[start LISTED ENTRIES]
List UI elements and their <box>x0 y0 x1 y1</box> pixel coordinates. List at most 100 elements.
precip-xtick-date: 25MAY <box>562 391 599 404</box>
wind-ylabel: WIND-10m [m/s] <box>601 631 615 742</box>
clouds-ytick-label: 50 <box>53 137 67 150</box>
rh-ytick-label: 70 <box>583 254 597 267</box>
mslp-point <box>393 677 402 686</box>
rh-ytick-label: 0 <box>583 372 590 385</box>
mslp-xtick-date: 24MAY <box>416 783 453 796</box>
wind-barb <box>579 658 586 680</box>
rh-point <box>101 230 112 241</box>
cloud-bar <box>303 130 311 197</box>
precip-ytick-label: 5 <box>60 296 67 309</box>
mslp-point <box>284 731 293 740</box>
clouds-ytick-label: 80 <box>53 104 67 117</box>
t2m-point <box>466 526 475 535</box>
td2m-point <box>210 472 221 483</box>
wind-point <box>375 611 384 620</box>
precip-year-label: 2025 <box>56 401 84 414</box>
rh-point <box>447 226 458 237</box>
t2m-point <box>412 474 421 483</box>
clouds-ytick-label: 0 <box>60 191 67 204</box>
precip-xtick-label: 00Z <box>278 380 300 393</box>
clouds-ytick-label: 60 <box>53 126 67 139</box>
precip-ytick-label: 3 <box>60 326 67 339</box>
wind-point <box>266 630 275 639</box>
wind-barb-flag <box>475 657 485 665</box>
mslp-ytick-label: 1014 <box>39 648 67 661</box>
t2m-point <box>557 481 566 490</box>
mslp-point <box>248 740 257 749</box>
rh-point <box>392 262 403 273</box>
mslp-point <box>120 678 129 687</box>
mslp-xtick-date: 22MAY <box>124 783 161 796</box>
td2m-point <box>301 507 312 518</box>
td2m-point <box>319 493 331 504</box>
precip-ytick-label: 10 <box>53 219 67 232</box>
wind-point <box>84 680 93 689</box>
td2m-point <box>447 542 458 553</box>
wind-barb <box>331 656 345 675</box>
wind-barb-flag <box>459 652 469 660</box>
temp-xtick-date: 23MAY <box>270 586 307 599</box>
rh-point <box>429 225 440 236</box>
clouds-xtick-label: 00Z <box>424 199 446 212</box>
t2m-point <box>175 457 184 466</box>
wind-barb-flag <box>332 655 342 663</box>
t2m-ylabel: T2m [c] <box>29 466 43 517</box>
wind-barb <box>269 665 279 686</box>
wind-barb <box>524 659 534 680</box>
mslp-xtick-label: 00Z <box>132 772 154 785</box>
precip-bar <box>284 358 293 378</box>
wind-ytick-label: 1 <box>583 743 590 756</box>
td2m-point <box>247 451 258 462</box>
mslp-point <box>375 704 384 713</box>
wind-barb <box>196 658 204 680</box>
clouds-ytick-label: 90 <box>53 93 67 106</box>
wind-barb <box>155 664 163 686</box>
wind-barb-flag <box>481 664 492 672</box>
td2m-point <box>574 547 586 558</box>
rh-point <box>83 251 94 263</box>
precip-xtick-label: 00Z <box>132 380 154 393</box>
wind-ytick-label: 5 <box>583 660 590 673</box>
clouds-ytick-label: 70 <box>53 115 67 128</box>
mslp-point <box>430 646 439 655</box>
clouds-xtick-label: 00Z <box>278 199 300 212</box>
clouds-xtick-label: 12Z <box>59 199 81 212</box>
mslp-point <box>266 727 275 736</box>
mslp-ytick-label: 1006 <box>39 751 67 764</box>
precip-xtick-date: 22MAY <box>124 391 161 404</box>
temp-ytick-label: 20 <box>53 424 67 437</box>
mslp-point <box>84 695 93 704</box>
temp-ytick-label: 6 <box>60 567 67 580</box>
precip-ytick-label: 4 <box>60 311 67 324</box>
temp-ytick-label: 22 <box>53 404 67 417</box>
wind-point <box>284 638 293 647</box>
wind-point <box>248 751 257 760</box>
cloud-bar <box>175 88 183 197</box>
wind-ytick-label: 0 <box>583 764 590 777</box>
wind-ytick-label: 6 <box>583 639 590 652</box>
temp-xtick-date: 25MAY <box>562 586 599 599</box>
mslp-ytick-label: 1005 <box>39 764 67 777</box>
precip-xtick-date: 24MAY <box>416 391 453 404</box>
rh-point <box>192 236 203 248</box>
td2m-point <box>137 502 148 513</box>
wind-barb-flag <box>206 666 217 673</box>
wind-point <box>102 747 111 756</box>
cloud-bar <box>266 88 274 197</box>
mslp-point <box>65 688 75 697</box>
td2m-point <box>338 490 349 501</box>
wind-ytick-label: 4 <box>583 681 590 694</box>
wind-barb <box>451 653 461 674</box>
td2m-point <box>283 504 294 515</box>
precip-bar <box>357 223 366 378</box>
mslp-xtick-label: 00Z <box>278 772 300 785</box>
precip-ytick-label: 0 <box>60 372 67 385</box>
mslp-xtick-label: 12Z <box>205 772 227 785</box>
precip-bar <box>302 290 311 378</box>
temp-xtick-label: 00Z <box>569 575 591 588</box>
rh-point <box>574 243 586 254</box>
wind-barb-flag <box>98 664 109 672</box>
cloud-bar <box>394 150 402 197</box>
[end LISTED ENTRIES]
## [BRIEF]
Return every line of the listing above unchanged, in its original order.

## [SOLUTION TO THE EXERCISE]
List UI elements and their <box>x0 y0 x1 y1</box> pixel coordinates. List at most 100 elements.
precip-xtick-date: 25MAY <box>562 391 599 404</box>
wind-ylabel: WIND-10m [m/s] <box>601 631 615 742</box>
clouds-ytick-label: 50 <box>53 137 67 150</box>
rh-ytick-label: 70 <box>583 254 597 267</box>
mslp-point <box>393 677 402 686</box>
rh-ytick-label: 0 <box>583 372 590 385</box>
mslp-xtick-date: 24MAY <box>416 783 453 796</box>
wind-barb <box>579 658 586 680</box>
rh-point <box>101 230 112 241</box>
cloud-bar <box>303 130 311 197</box>
precip-ytick-label: 5 <box>60 296 67 309</box>
mslp-point <box>284 731 293 740</box>
clouds-ytick-label: 80 <box>53 104 67 117</box>
t2m-point <box>466 526 475 535</box>
td2m-point <box>210 472 221 483</box>
wind-point <box>375 611 384 620</box>
precip-year-label: 2025 <box>56 401 84 414</box>
rh-point <box>447 226 458 237</box>
t2m-point <box>412 474 421 483</box>
clouds-ytick-label: 0 <box>60 191 67 204</box>
precip-xtick-label: 00Z <box>278 380 300 393</box>
clouds-ytick-label: 60 <box>53 126 67 139</box>
precip-ytick-label: 3 <box>60 326 67 339</box>
wind-point <box>266 630 275 639</box>
wind-barb-flag <box>475 657 485 665</box>
mslp-ytick-label: 1014 <box>39 648 67 661</box>
t2m-point <box>557 481 566 490</box>
mslp-point <box>248 740 257 749</box>
rh-point <box>392 262 403 273</box>
mslp-point <box>120 678 129 687</box>
mslp-xtick-date: 22MAY <box>124 783 161 796</box>
td2m-point <box>301 507 312 518</box>
td2m-point <box>319 493 331 504</box>
precip-ytick-label: 10 <box>53 219 67 232</box>
wind-point <box>84 680 93 689</box>
td2m-point <box>447 542 458 553</box>
wind-barb <box>331 656 345 675</box>
wind-barb-flag <box>459 652 469 660</box>
temp-xtick-date: 23MAY <box>270 586 307 599</box>
rh-point <box>429 225 440 236</box>
clouds-xtick-label: 00Z <box>424 199 446 212</box>
t2m-point <box>175 457 184 466</box>
wind-barb-flag <box>332 655 342 663</box>
t2m-ylabel: T2m [c] <box>29 466 43 517</box>
wind-barb <box>269 665 279 686</box>
wind-barb <box>524 659 534 680</box>
mslp-xtick-label: 00Z <box>132 772 154 785</box>
precip-bar <box>284 358 293 378</box>
wind-ytick-label: 1 <box>583 743 590 756</box>
td2m-point <box>247 451 258 462</box>
mslp-point <box>375 704 384 713</box>
wind-barb <box>196 658 204 680</box>
clouds-ytick-label: 90 <box>53 93 67 106</box>
wind-barb <box>155 664 163 686</box>
wind-barb-flag <box>481 664 492 672</box>
td2m-point <box>574 547 586 558</box>
rh-point <box>83 251 94 263</box>
precip-xtick-label: 00Z <box>132 380 154 393</box>
wind-ytick-label: 5 <box>583 660 590 673</box>
clouds-ytick-label: 70 <box>53 115 67 128</box>
mslp-point <box>430 646 439 655</box>
clouds-xtick-label: 00Z <box>278 199 300 212</box>
clouds-xtick-label: 12Z <box>59 199 81 212</box>
mslp-point <box>266 727 275 736</box>
mslp-ytick-label: 1006 <box>39 751 67 764</box>
precip-xtick-date: 22MAY <box>124 391 161 404</box>
temp-ytick-label: 20 <box>53 424 67 437</box>
mslp-point <box>84 695 93 704</box>
temp-ytick-label: 6 <box>60 567 67 580</box>
precip-ytick-label: 4 <box>60 311 67 324</box>
temp-ytick-label: 22 <box>53 404 67 417</box>
wind-point <box>284 638 293 647</box>
wind-point <box>248 751 257 760</box>
cloud-bar <box>175 88 183 197</box>
wind-ytick-label: 0 <box>583 764 590 777</box>
wind-ytick-label: 6 <box>583 639 590 652</box>
temp-xtick-date: 25MAY <box>562 586 599 599</box>
mslp-ytick-label: 1005 <box>39 764 67 777</box>
precip-xtick-date: 24MAY <box>416 391 453 404</box>
rh-point <box>192 236 203 248</box>
td2m-point <box>137 502 148 513</box>
wind-barb-flag <box>206 666 217 673</box>
wind-point <box>102 747 111 756</box>
cloud-bar <box>266 88 274 197</box>
mslp-point <box>65 688 75 697</box>
td2m-point <box>338 490 349 501</box>
wind-ytick-label: 4 <box>583 681 590 694</box>
wind-barb <box>451 653 461 674</box>
td2m-point <box>283 504 294 515</box>
precip-bar <box>357 223 366 378</box>
mslp-xtick-label: 00Z <box>278 772 300 785</box>
precip-ytick-label: 0 <box>60 372 67 385</box>
mslp-xtick-label: 12Z <box>205 772 227 785</box>
precip-bar <box>302 290 311 378</box>
temp-xtick-label: 00Z <box>569 575 591 588</box>
rh-point <box>574 243 586 254</box>
wind-barb-flag <box>98 664 109 672</box>
cloud-bar <box>394 150 402 197</box>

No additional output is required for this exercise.